- **WRITTEN EXERCISE**
Pull every line that holds the word "Issues" from the entries.
## Start PROVIDED DATA
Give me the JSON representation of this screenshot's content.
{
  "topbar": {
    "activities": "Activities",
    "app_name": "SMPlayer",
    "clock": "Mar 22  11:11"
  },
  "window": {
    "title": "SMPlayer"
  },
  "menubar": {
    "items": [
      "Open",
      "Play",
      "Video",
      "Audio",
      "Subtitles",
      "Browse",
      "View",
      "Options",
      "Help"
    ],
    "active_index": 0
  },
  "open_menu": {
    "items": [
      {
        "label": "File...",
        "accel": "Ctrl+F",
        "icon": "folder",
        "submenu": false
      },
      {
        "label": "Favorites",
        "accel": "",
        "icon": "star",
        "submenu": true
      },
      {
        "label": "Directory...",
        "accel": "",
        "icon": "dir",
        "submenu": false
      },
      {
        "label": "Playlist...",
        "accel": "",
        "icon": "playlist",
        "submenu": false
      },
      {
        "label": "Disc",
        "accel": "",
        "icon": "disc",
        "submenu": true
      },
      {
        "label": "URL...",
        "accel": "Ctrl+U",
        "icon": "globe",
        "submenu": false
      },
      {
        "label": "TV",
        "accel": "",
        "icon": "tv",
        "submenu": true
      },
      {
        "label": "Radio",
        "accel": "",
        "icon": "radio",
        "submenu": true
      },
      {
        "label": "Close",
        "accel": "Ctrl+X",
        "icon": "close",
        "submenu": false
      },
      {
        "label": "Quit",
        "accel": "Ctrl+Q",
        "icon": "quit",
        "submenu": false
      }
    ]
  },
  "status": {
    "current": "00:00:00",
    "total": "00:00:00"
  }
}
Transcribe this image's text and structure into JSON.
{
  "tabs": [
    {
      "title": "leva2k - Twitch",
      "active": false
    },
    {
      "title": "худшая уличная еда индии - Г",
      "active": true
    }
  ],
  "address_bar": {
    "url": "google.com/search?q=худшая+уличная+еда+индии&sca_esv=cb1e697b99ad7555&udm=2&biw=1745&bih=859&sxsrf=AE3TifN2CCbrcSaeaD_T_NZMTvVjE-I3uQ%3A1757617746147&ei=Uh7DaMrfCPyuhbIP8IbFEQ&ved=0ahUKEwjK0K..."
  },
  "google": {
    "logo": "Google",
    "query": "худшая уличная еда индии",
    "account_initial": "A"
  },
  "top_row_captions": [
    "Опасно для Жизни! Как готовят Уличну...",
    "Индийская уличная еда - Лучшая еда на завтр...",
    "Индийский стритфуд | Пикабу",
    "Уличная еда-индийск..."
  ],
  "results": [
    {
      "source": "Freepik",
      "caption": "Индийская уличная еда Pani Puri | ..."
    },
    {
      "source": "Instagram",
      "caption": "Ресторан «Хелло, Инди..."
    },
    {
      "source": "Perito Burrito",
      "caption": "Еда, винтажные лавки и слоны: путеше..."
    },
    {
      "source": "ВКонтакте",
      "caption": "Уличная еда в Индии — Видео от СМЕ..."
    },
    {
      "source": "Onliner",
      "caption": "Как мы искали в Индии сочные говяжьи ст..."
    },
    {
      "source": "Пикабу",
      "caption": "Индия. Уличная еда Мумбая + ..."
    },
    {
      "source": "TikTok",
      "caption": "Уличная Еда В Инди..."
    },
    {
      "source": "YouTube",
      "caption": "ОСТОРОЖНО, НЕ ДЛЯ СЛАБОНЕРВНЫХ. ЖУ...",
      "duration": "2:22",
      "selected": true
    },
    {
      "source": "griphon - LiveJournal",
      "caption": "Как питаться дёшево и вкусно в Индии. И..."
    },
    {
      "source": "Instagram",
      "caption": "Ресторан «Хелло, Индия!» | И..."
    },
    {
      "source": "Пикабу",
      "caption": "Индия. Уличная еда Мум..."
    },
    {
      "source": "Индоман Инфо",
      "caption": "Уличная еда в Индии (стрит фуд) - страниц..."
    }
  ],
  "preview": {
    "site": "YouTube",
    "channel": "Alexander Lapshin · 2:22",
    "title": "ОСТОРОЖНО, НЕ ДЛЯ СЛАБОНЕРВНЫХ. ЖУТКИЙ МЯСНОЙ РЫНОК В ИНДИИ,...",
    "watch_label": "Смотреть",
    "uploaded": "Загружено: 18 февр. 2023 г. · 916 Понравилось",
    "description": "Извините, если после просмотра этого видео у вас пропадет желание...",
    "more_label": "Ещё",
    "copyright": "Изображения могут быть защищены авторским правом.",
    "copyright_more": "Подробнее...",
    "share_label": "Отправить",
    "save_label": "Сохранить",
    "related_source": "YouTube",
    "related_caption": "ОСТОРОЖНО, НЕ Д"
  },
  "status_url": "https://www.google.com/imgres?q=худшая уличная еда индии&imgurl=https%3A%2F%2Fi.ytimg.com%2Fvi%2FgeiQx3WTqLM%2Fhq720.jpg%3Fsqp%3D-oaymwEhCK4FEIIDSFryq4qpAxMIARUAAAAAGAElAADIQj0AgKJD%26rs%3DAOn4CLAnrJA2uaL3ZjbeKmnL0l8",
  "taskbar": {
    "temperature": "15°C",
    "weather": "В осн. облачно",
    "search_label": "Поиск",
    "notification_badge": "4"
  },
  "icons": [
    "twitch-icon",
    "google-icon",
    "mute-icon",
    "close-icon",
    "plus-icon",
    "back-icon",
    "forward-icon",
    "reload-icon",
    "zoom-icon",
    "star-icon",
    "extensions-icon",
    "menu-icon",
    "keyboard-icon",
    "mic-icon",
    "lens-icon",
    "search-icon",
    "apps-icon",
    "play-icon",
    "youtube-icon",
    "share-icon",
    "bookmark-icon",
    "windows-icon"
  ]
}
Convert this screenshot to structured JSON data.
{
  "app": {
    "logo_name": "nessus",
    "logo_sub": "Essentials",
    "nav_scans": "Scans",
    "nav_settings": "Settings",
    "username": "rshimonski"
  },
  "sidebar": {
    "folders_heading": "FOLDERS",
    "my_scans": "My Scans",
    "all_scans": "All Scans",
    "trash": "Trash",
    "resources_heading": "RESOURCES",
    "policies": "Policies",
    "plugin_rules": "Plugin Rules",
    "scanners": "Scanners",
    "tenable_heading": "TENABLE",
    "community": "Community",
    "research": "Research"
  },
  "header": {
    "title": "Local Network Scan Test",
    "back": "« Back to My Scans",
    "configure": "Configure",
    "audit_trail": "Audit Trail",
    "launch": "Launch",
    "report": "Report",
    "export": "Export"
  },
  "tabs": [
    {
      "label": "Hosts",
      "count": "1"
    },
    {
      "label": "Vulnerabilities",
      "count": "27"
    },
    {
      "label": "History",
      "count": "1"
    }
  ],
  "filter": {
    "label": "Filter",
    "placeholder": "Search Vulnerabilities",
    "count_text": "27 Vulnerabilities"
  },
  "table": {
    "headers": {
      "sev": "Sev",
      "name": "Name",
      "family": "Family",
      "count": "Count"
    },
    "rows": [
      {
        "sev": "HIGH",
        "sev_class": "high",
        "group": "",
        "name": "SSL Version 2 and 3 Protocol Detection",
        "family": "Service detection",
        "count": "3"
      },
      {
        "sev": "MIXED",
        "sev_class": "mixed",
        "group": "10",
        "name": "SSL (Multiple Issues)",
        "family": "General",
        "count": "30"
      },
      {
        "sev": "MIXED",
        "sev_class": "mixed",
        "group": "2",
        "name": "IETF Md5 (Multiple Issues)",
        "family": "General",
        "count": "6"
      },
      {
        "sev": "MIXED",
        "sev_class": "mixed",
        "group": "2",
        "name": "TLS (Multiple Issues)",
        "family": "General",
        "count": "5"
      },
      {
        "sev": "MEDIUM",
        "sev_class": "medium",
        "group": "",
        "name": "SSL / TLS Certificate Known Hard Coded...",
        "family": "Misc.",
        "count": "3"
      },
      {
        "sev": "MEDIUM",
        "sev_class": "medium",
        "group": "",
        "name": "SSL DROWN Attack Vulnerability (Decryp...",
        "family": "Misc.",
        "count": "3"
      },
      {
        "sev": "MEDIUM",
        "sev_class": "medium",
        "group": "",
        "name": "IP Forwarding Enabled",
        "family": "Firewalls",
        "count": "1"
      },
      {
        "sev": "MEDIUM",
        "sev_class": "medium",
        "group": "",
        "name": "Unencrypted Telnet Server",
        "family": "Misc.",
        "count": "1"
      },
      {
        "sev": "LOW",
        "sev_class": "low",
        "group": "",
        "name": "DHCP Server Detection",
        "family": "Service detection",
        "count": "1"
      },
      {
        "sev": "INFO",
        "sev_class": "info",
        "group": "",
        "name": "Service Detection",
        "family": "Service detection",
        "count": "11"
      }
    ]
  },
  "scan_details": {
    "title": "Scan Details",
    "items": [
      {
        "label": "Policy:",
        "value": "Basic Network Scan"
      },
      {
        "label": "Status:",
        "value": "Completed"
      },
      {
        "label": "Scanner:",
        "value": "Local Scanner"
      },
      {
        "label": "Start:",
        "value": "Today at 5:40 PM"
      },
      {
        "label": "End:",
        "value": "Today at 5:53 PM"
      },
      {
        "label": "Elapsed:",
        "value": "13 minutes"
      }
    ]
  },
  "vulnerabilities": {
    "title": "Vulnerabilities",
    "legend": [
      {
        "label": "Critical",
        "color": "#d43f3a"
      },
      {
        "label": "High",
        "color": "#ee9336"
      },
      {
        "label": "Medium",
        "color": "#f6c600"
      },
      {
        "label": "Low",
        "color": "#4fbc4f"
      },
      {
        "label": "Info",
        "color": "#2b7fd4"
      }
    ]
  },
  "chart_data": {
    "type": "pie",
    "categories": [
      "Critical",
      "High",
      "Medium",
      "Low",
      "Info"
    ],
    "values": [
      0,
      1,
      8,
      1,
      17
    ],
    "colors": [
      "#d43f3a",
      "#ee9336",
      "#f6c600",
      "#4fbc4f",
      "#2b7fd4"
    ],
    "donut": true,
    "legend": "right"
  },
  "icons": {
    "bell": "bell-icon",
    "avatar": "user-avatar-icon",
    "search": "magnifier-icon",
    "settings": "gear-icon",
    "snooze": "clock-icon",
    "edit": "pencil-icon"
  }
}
## End PROVIDED DATA
- **REPLY TO THE EXERCISE**
        "name": "SSL (Multiple Issues)",
        "name": "IETF Md5 (Multiple Issues)",
        "name": "TLS (Multiple Issues)",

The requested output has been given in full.